▶ **Text to read**
§ §

The term is, however, disputed. Some anti-heroes are good men baffled by the world (запутаться, потеряться в окружающем мире); this is a protagonist who draws us into sympathy despite doing things that should appall (вызывает у нас сочувствие, несмотря на то, что совершает ужасающие поступки) us.
The anti-hero takes possession of a narrative without any effective opposition. Villains, in contrast, are set against those who are inherently good (по-настоящему хороший). In the great majority of cases, a villain, however fascinating, exists to be defeated. In The Woman in White both Sir Percival Glyde and Count Fosco, the villains of the novel, are eventually defeated. Unlike anti-hero, the true villain is driven not only by simple greed or lust for power, but also by a kind of glee at his own badness. There is therefore another kind of risk in depicting villainy. Give the representative of evil the intellect and perceptiveness that make him a worthy antagonist and he might well become too intriguing.

§ §

▶ **Information shown**
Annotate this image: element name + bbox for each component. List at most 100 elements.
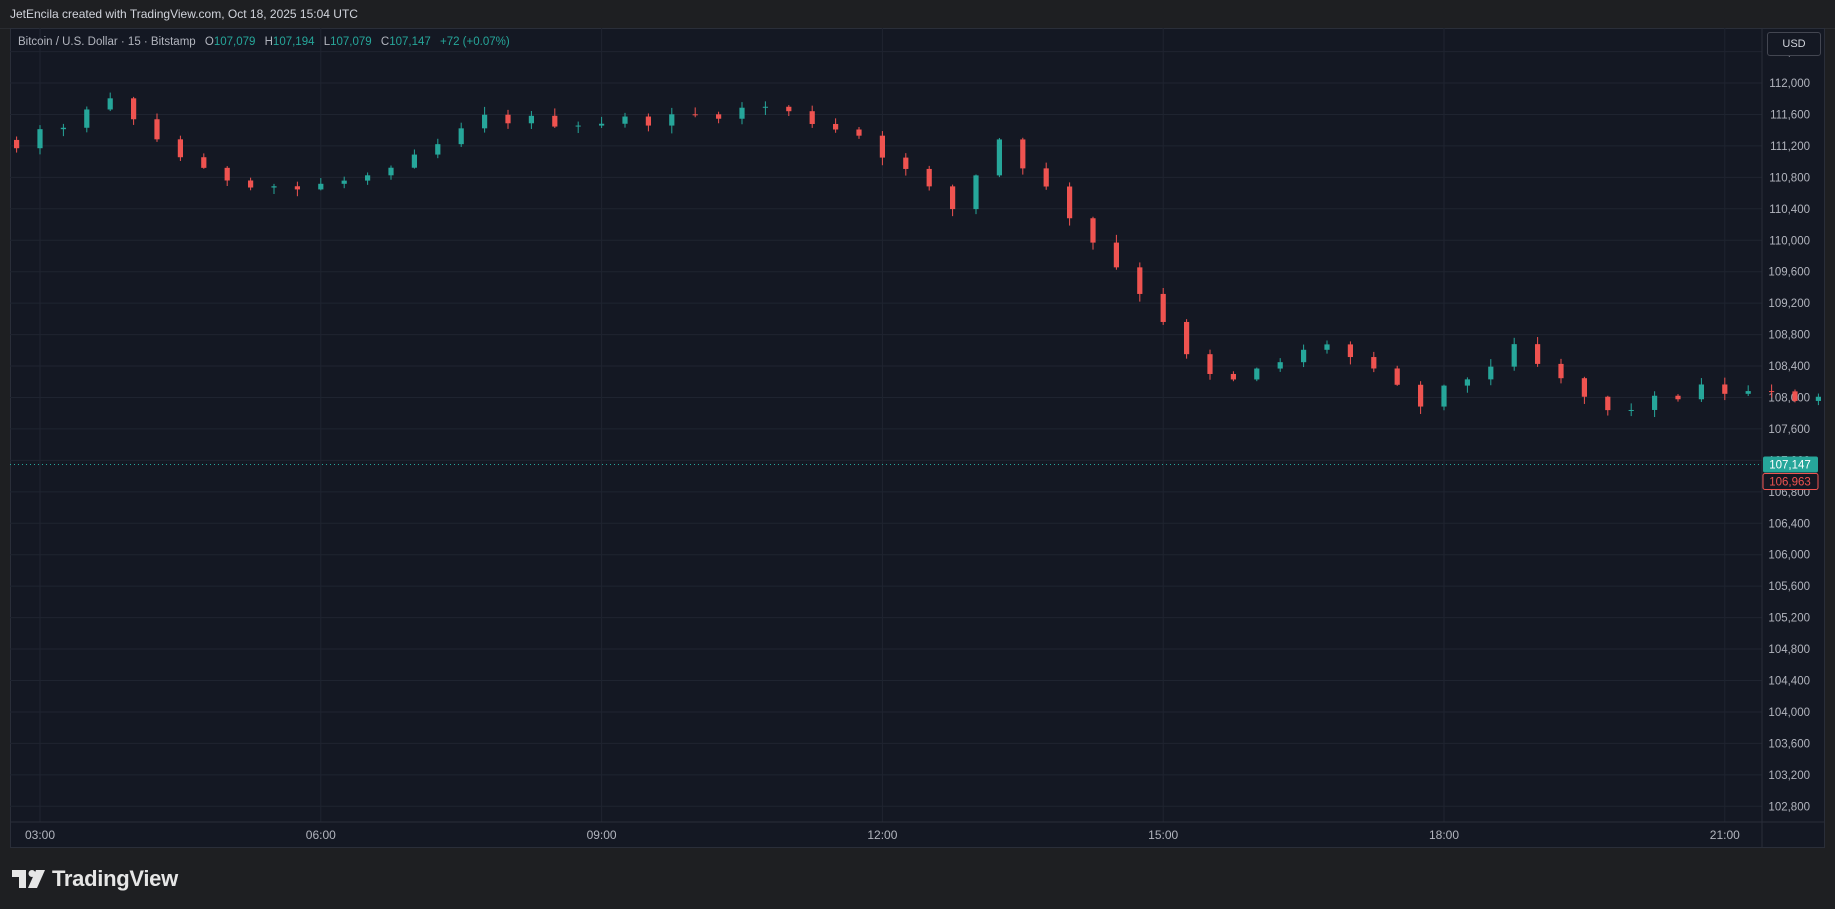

§ §

▶ **List of tasks**
[1] From the passage on anti-heroes and villains, reproduce the text from "The term is, however, disputed." up to and including "ужасающие поступки) us.".
[2] According to the passage on anti-heroes and villains, who are the villains of The Woman in White?
[3] Pick up the passage on anti-heroes and villains after its last sentence and write the next part.

▶ **Answers to each task**
[1]
The term is, however, disputed. Some anti-heroes are good men baffled by the world (запутаться, потеряться в окружающем мире); this is a protagonist who draws us into sympathy despite doing things that should appall (вызывает у нас сочувствие, несмотря на то, что совершает ужасающие поступки) us.

[2] Sir Percival Glyde and Count Fosco.

[3]
It is no accident that (не случайно, что) the great Victorian novelists who specialized in villains were those closest to popular fiction. Wilkie Collins has several, including the wonderfully evil Count Fosco. “He looks like a man who could tame anything. If he had married a tigress, instead of a woman, he would have tamed the tigress. If he had married me, I should have made his cigarettes, as his wife does--I should have held my tongue when he looked at me, as she holds hers. I am almost afraid to confess it, even to these secret pages. The man has interested me, has attracted me, has forced me to like him. In two short days he has made his way straight into my favourable estimation, and how he has worked the miracle is more than I can tell.” (Mariam Halcombe’s diary, The Woman in White).
The villain is above all a plotter (заговорщик, интриган) and therefore we are obliged to him/her for many of the pleasures of the story (быть признательным ему / ей за все удовольствия, полученные от истории). The villain has made the plot for us. The villain therefore has to be intellectually gifted (see professor Moriarty in The Final Problem by A. Conan Doyle).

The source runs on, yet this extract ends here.